▶ [Required task]: Please count the lines below that contain the word "Communications", and reply with that number alone.

▶ [Records provided]:
++++
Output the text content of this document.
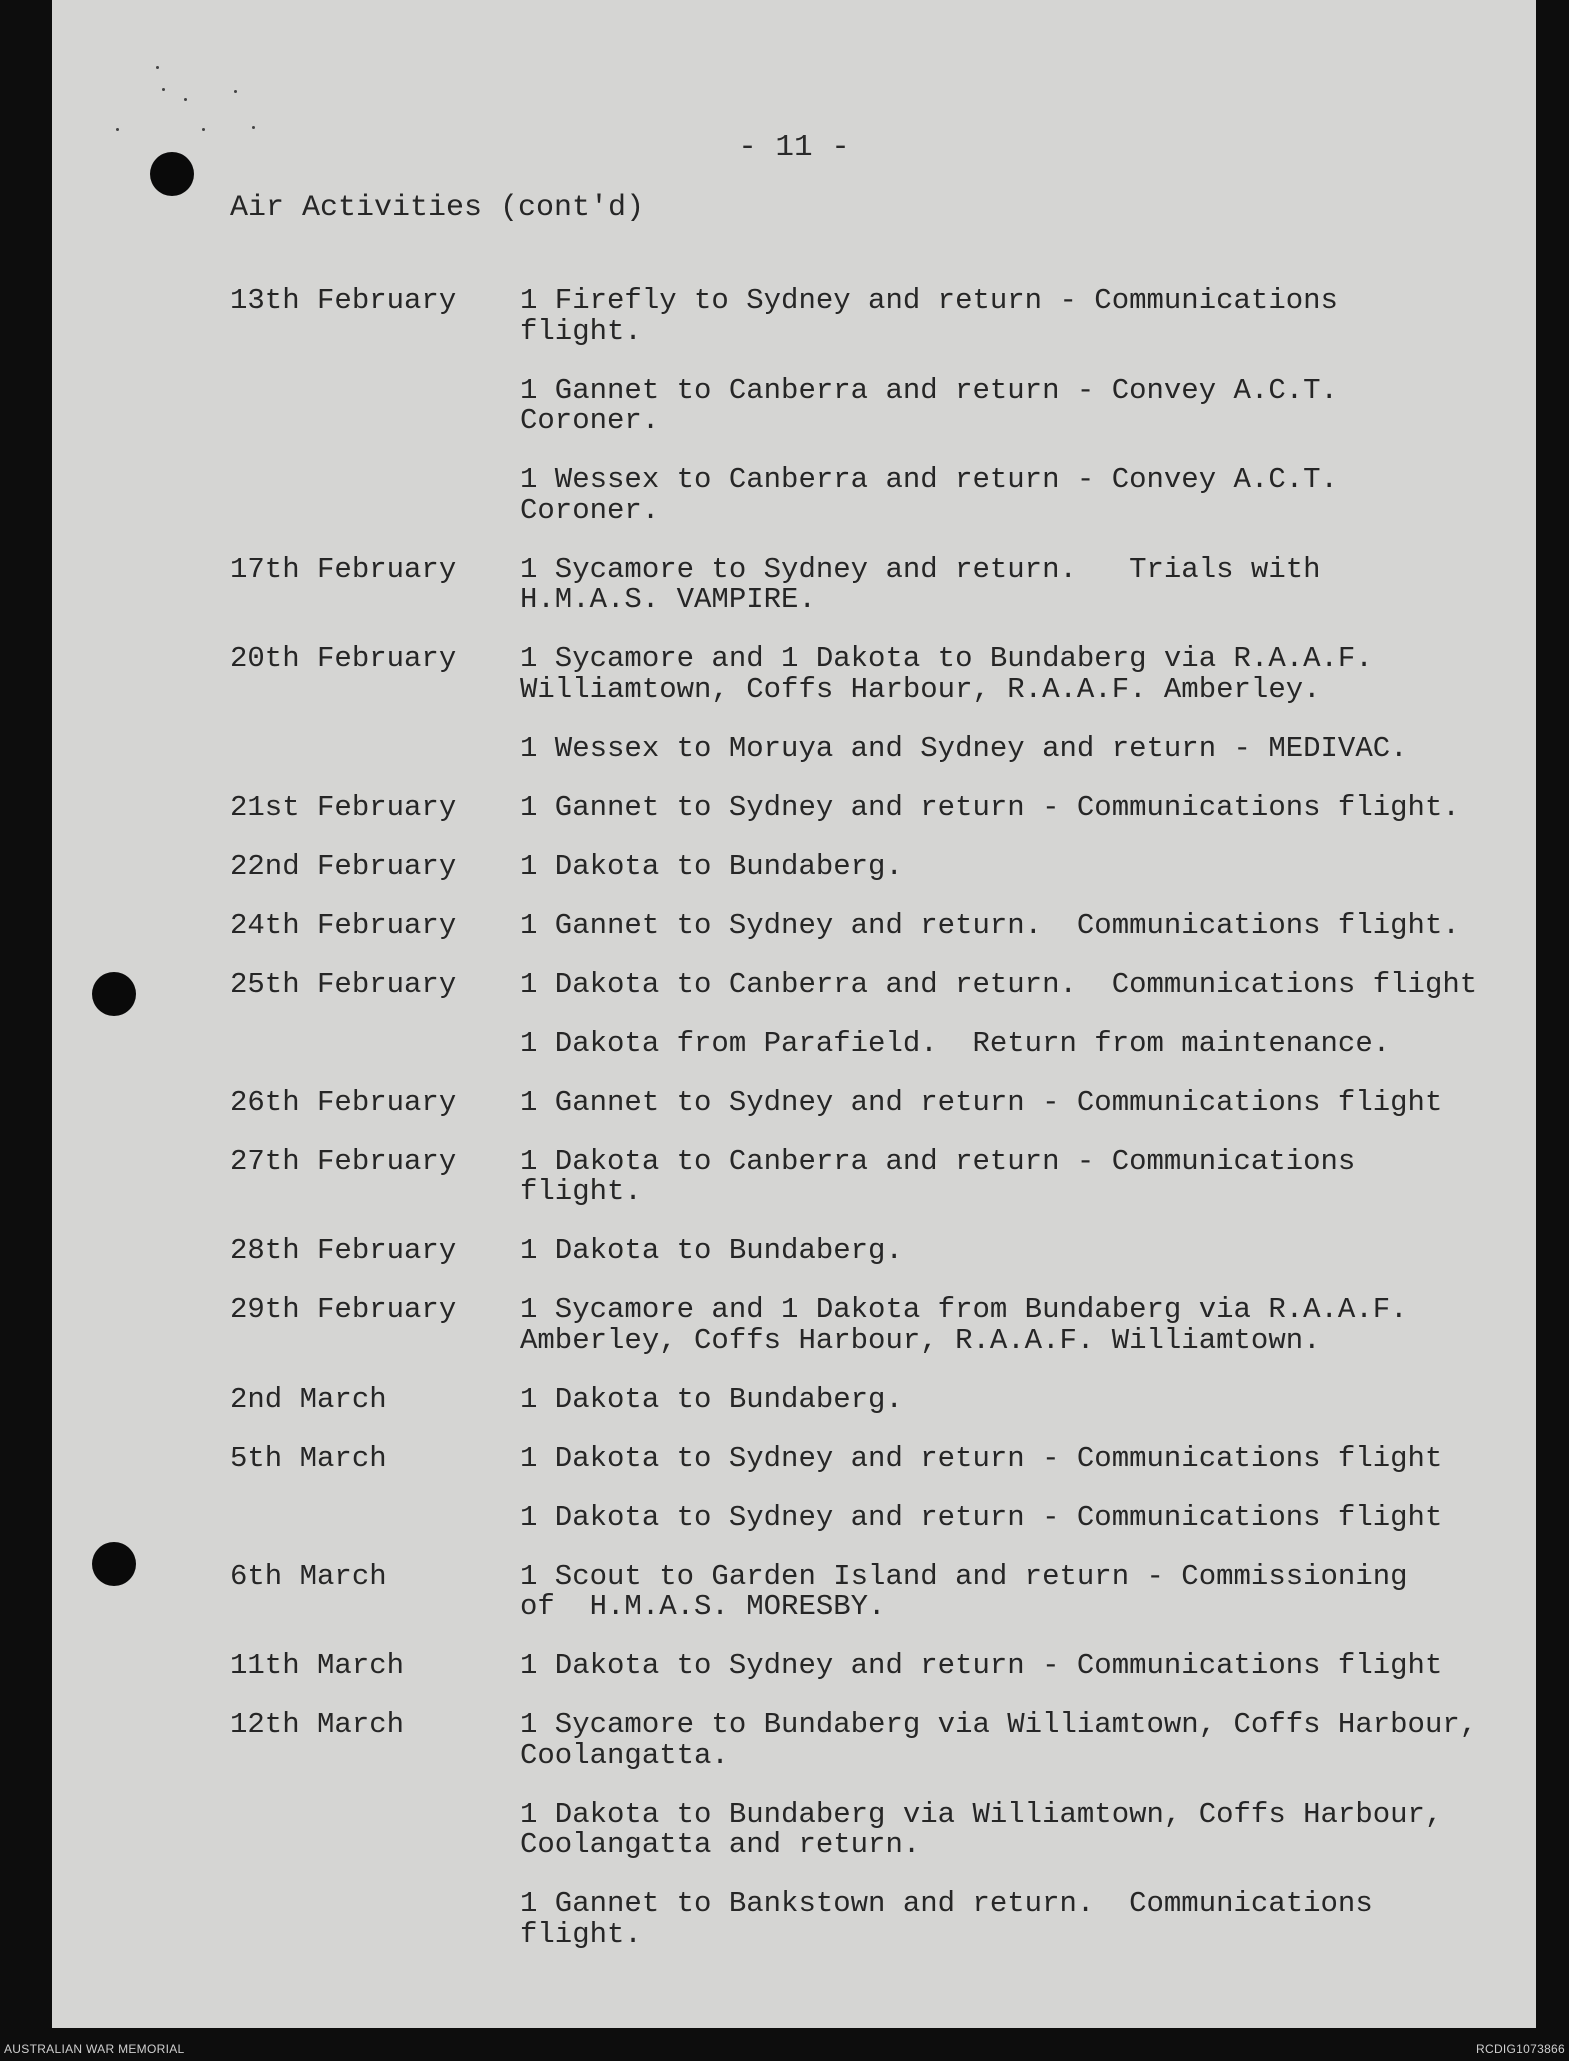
- 11 -
Air Activities (cont'd)
13th February	1 Firefly to Sydney and return - Communications
flight.
1 Gannet to Canberra and return - Convey A.C.T.
Coroner.
1 Wessex to Canberra and return - Convey A.C.T.
Coroner.
17th February	1 Sycamore to Sydney and return.   Trials with
H.M.A.S. VAMPIRE.
20th February	1 Sycamore and 1 Dakota to Bundaberg via R.A.A.F.
Williamtown, Coffs Harbour, R.A.A.F. Amberley.
1 Wessex to Moruya and Sydney and return - MEDIVAC.
21st February	1 Gannet to Sydney and return - Communications flight.
22nd February	1 Dakota to Bundaberg.
24th February	1 Gannet to Sydney and return.  Communications flight.
25th February	1 Dakota to Canberra and return.  Communications flight
1 Dakota from Parafield.  Return from maintenance.
26th February	1 Gannet to Sydney and return - Communications flight
27th February	1 Dakota to Canberra and return - Communications
flight.
28th February	1 Dakota to Bundaberg.
29th February	1 Sycamore and 1 Dakota from Bundaberg via R.A.A.F.
Amberley, Coffs Harbour, R.A.A.F. Williamtown.
2nd March	1 Dakota to Bundaberg.
5th March	1 Dakota to Sydney and return - Communications flight
1 Dakota to Sydney and return - Communications flight
6th March	1 Scout to Garden Island and return - Commissioning
of  H.M.A.S. MORESBY.
11th March	1 Dakota to Sydney and return - Communications flight
12th March	1 Sycamore to Bundaberg via Williamtown, Coffs Harbour,
Coolangatta.
1 Dakota to Bundaberg via Williamtown, Coffs Harbour,
Coolangatta and return.
1 Gannet to Bankstown and return.  Communications
flight.
AUSTRALIAN WAR MEMORIAL	RCDIG1073866
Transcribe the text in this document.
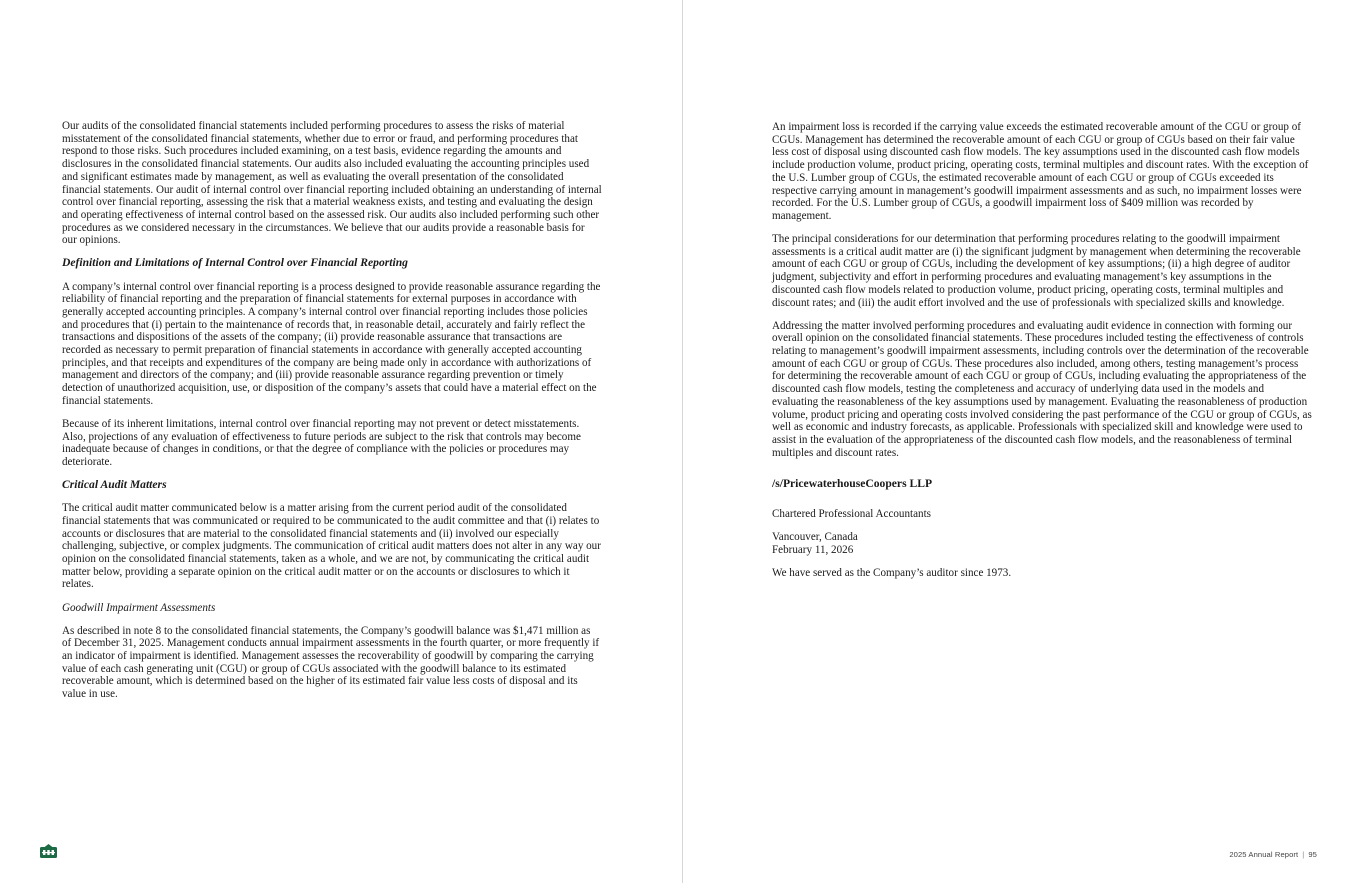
Our audits of the consolidated financial statements included performing procedures to assess the risks of material misstatement of the consolidated financial statements, whether due to error or fraud, and performing procedures that respond to those risks. Such procedures included examining, on a test basis, evidence regarding the amounts and disclosures in the consolidated financial statements. Our audits also included evaluating the accounting principles used and significant estimates made by management, as well as evaluating the overall presentation of the consolidated financial statements. Our audit of internal control over financial reporting included obtaining an understanding of internal control over financial reporting, assessing the risk that a material weakness exists, and testing and evaluating the design and operating effectiveness of internal control based on the assessed risk. Our audits also included performing such other procedures as we considered necessary in the circumstances. We believe that our audits provide a reasonable basis for our opinions.

Definition and Limitations of Internal Control over Financial Reporting

A company’s internal control over financial reporting is a process designed to provide reasonable assurance regarding the reliability of financial reporting and the preparation of financial statements for external purposes in accordance with generally accepted accounting principles. A company’s internal control over financial reporting includes those policies and procedures that (i) pertain to the maintenance of records that, in reasonable detail, accurately and fairly reflect the transactions and dispositions of the assets of the company; (ii) provide reasonable assurance that transactions are recorded as necessary to permit preparation of financial statements in accordance with generally accepted accounting principles, and that receipts and expenditures of the company are being made only in accordance with authorizations of management and directors of the company; and (iii) provide reasonable assurance regarding prevention or timely detection of unauthorized acquisition, use, or disposition of the company’s assets that could have a material effect on the financial statements.

Because of its inherent limitations, internal control over financial reporting may not prevent or detect misstatements. Also, projections of any evaluation of effectiveness to future periods are subject to the risk that controls may become inadequate because of changes in conditions, or that the degree of compliance with the policies or procedures may deteriorate.

Critical Audit Matters

The critical audit matter communicated below is a matter arising from the current period audit of the consolidated financial statements that was communicated or required to be communicated to the audit committee and that (i) relates to accounts or disclosures that are material to the consolidated financial statements and (ii) involved our especially challenging, subjective, or complex judgments. The communication of critical audit matters does not alter in any way our opinion on the consolidated financial statements, taken as a whole, and we are not, by communicating the critical audit matter below, providing a separate opinion on the critical audit matter or on the accounts or disclosures to which it relates.

Goodwill Impairment Assessments

As described in note 8 to the consolidated financial statements, the Company’s goodwill balance was $1,471 million as of December 31, 2025. Management conducts annual impairment assessments in the fourth quarter, or more frequently if an indicator of impairment is identified. Management assesses the recoverability of goodwill by comparing the carrying value of each cash generating unit (CGU) or group of CGUs associated with the goodwill balance to its estimated recoverable amount, which is determined based on the higher of its estimated fair value less costs of disposal and its value in use.

An impairment loss is recorded if the carrying value exceeds the estimated recoverable amount of the CGU or group of CGUs. Management has determined the recoverable amount of each CGU or group of CGUs based on their fair value less cost of disposal using discounted cash flow models. The key assumptions used in the discounted cash flow models include production volume, product pricing, operating costs, terminal multiples and discount rates. With the exception of the U.S. Lumber group of CGUs, the estimated recoverable amount of each CGU or group of CGUs exceeded its respective carrying amount in management’s goodwill impairment assessments and as such, no impairment losses were recorded. For the U.S. Lumber group of CGUs, a goodwill impairment loss of $409 million was recorded by management.

The principal considerations for our determination that performing procedures relating to the goodwill impairment assessments is a critical audit matter are (i) the significant judgment by management when determining the recoverable amount of each CGU or group of CGUs, including the development of key assumptions; (ii) a high degree of auditor judgment, subjectivity and effort in performing procedures and evaluating management’s key assumptions in the discounted cash flow models related to production volume, product pricing, operating costs, terminal multiples and discount rates; and (iii) the audit effort involved and the use of professionals with specialized skills and knowledge.

Addressing the matter involved performing procedures and evaluating audit evidence in connection with forming our overall opinion on the consolidated financial statements. These procedures included testing the effectiveness of controls relating to management’s goodwill impairment assessments, including controls over the determination of the recoverable amount of each CGU or group of CGUs. These procedures also included, among others, testing management’s process for determining the recoverable amount of each CGU or group of CGUs, including evaluating the appropriateness of the discounted cash flow models, testing the completeness and accuracy of underlying data used in the models and evaluating the reasonableness of the key assumptions used by management. Evaluating the reasonableness of production volume, product pricing and operating costs involved considering the past performance of the CGU or group of CGUs, as well as economic and industry forecasts, as applicable. Professionals with specialized skill and knowledge were used to assist in the evaluation of the appropriateness of the discounted cash flow models, and the reasonableness of terminal multiples and discount rates.

/s/PricewaterhouseCoopers LLP

Chartered Professional Accountants

Vancouver, Canada

February 11, 2026

We have served as the Company’s auditor since 1973.

2025 Annual Report | 95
++++
▶ [Correct response]: 10